STORED ROWS:
╔══

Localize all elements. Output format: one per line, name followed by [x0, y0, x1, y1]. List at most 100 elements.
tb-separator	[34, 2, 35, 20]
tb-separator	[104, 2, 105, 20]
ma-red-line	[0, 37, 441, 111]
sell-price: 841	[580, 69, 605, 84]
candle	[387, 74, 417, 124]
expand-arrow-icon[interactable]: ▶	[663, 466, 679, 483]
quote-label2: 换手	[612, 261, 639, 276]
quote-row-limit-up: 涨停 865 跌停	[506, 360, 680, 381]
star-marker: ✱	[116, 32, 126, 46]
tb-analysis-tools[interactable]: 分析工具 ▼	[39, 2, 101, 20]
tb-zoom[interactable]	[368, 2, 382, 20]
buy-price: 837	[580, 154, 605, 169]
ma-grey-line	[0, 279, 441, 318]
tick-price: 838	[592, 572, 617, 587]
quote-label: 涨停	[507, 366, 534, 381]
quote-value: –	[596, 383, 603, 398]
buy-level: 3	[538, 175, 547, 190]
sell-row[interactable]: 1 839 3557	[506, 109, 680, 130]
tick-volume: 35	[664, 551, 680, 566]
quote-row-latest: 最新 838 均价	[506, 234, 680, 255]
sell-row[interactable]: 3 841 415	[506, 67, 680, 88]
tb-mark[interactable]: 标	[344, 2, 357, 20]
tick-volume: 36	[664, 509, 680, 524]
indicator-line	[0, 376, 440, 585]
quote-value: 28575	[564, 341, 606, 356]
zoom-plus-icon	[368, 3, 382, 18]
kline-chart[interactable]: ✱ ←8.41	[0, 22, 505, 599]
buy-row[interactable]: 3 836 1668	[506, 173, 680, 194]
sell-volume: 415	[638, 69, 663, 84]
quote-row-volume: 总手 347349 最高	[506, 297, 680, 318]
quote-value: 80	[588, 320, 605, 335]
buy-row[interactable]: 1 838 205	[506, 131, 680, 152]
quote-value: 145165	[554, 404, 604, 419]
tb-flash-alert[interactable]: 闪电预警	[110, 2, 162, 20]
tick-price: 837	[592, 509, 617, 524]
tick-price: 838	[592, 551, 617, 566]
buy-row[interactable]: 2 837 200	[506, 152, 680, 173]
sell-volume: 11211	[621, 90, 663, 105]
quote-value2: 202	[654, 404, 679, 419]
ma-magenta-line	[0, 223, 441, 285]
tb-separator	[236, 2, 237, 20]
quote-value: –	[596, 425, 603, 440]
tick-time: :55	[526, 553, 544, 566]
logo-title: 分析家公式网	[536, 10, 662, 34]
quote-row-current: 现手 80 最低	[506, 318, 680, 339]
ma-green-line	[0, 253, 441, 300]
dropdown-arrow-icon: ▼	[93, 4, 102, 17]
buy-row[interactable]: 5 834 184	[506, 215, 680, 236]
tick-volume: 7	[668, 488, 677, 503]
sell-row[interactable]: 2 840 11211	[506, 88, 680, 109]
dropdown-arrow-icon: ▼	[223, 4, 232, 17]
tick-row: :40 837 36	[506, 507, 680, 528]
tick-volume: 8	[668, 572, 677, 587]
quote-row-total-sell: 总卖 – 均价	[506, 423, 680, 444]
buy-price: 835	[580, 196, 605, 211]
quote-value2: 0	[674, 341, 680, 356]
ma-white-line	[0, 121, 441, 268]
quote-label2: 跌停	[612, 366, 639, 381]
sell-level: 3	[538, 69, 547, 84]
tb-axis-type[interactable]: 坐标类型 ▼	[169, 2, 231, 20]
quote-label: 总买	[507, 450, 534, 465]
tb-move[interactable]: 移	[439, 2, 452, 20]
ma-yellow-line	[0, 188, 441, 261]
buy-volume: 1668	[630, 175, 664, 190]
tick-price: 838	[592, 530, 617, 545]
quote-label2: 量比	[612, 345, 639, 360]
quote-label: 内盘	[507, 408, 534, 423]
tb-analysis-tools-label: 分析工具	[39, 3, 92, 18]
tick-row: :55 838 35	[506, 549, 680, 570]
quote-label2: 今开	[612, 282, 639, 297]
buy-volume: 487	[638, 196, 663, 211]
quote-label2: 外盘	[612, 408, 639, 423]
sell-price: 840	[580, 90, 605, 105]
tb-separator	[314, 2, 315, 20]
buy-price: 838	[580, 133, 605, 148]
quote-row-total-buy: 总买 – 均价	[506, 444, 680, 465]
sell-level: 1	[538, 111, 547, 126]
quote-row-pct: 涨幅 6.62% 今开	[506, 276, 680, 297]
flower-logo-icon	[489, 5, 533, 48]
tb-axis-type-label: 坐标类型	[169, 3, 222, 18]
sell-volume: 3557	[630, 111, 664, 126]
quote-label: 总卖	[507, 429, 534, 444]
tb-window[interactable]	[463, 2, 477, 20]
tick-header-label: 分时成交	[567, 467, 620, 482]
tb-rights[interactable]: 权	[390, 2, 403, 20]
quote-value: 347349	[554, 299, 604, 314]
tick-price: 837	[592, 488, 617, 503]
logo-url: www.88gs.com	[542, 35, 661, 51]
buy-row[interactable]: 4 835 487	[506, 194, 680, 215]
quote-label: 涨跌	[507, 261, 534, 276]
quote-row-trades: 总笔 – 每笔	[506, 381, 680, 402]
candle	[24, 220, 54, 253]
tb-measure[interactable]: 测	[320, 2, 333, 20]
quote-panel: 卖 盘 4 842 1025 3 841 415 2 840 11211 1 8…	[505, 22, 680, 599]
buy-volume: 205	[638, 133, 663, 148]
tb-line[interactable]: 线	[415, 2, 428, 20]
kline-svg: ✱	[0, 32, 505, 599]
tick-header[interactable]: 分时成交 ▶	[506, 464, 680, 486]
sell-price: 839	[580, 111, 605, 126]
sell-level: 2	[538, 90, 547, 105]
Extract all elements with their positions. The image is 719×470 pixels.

╚══
╔══

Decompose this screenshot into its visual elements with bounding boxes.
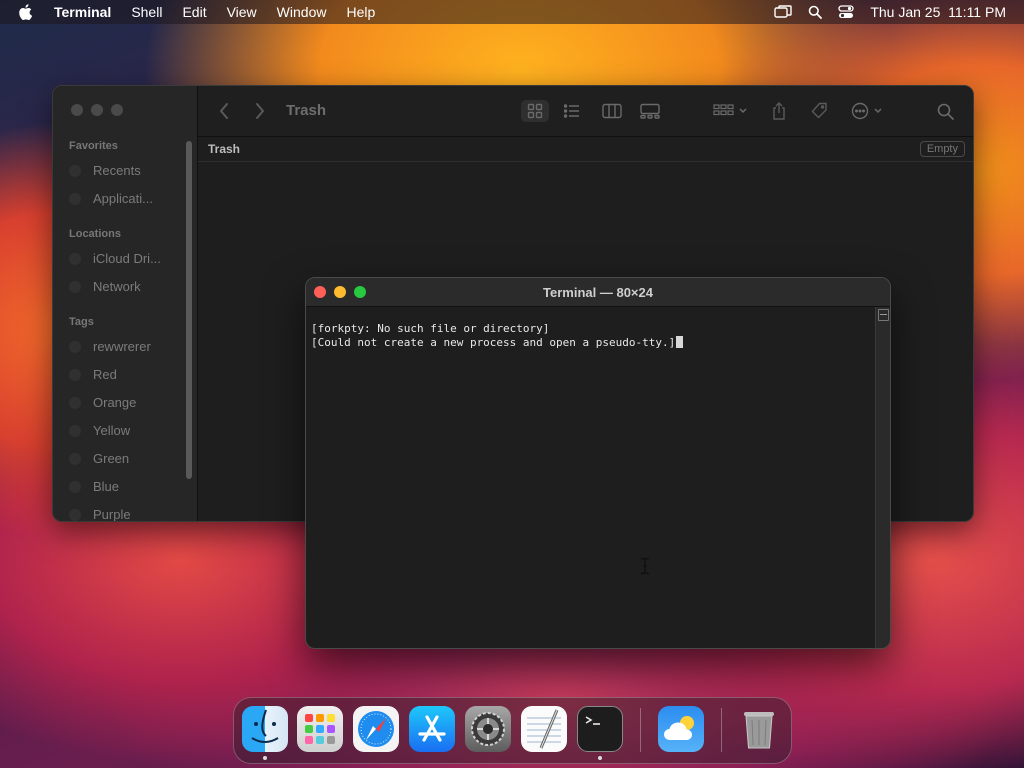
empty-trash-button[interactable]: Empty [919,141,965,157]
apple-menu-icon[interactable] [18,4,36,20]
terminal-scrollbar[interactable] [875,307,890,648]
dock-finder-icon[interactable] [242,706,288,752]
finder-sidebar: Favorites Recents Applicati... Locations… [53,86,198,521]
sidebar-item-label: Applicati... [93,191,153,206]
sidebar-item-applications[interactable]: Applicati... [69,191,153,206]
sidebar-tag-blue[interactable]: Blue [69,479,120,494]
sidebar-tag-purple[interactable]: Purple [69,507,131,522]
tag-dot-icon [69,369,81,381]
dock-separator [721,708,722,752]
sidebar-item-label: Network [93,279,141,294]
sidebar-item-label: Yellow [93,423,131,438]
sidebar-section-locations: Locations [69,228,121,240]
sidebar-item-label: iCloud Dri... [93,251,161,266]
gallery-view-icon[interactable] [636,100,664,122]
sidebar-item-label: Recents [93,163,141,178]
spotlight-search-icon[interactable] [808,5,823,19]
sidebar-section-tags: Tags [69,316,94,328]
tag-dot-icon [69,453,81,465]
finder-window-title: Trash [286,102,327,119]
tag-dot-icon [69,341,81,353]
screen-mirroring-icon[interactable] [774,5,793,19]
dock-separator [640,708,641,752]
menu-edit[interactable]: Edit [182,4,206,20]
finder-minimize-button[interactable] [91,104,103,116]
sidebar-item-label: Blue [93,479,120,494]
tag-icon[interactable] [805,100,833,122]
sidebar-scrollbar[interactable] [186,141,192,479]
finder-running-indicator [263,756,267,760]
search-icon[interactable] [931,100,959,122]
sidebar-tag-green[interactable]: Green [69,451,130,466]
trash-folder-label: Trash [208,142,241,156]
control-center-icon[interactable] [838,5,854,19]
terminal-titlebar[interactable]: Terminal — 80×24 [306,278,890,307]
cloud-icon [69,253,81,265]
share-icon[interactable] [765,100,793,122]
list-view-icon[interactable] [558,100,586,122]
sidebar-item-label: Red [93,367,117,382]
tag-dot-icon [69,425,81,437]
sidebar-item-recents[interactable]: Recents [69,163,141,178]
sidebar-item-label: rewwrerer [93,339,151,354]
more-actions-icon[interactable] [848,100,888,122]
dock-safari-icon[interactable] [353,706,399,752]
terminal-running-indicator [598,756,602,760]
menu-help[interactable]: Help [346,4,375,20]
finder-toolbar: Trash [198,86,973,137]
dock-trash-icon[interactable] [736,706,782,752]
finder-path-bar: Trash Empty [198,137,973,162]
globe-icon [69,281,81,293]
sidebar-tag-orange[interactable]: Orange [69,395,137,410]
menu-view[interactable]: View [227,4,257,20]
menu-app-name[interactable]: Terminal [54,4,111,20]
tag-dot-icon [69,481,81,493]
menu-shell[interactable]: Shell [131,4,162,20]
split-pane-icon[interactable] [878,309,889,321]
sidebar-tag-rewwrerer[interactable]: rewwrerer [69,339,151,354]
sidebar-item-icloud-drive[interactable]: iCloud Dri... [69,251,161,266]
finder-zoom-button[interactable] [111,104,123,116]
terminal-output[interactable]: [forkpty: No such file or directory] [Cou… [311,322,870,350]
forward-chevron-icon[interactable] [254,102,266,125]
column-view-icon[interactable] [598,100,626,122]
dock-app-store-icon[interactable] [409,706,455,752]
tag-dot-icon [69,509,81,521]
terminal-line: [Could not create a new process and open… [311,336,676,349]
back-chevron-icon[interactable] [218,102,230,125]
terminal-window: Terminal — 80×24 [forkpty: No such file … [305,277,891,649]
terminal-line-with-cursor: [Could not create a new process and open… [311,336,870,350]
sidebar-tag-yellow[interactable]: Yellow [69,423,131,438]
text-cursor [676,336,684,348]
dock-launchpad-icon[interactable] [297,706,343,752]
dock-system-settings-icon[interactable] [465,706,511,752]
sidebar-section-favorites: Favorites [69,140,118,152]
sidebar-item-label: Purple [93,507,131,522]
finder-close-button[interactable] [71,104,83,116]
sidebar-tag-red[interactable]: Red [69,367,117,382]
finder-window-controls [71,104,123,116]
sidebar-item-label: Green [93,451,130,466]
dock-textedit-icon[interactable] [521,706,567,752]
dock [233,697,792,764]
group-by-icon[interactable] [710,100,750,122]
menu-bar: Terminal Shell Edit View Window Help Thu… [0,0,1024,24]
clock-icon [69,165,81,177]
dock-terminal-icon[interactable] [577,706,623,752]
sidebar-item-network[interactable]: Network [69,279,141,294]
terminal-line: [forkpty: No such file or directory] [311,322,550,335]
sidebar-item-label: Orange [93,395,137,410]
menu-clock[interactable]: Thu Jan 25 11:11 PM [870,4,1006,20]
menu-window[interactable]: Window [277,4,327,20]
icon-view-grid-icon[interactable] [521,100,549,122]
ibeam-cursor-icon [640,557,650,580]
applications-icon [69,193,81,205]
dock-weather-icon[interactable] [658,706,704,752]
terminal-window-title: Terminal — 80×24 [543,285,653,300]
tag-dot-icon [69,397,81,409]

╚══
╔══

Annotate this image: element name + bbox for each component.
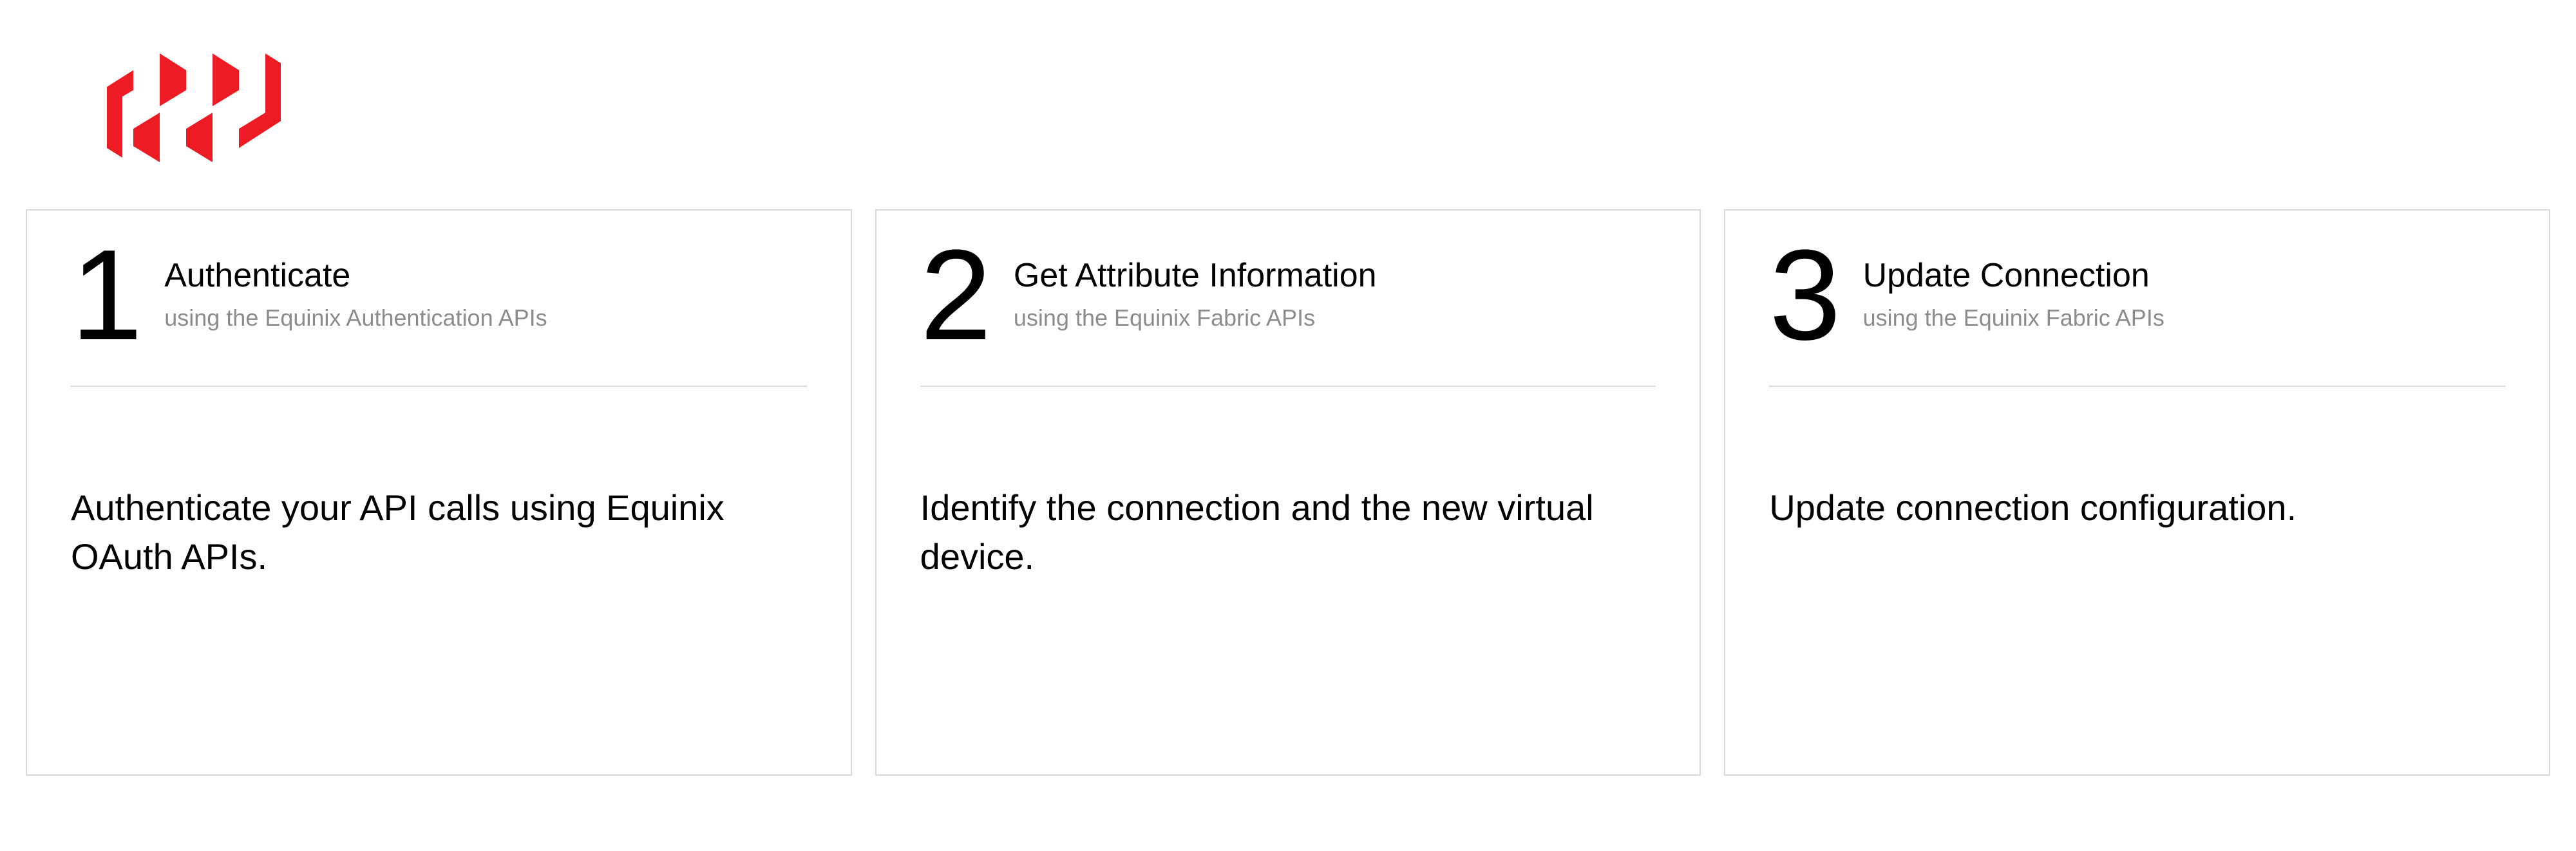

╚══

THE TASK:
Could you pull out the lines of the listing from the line with "Decompose this screenshot" up to and including the line with "dock-finder-icon[interactable] [242,706,288,752]", exactly as they appear but with the pictures left out?

EXPECTED OUTPUT:
Decompose this screenshot into its visual elements with bounding boxes.
empty-trash-button[interactable]: Empty [919,141,965,157]
apple-menu-icon[interactable] [18,4,36,20]
terminal-scrollbar[interactable] [875,307,890,648]
dock-finder-icon[interactable] [242,706,288,752]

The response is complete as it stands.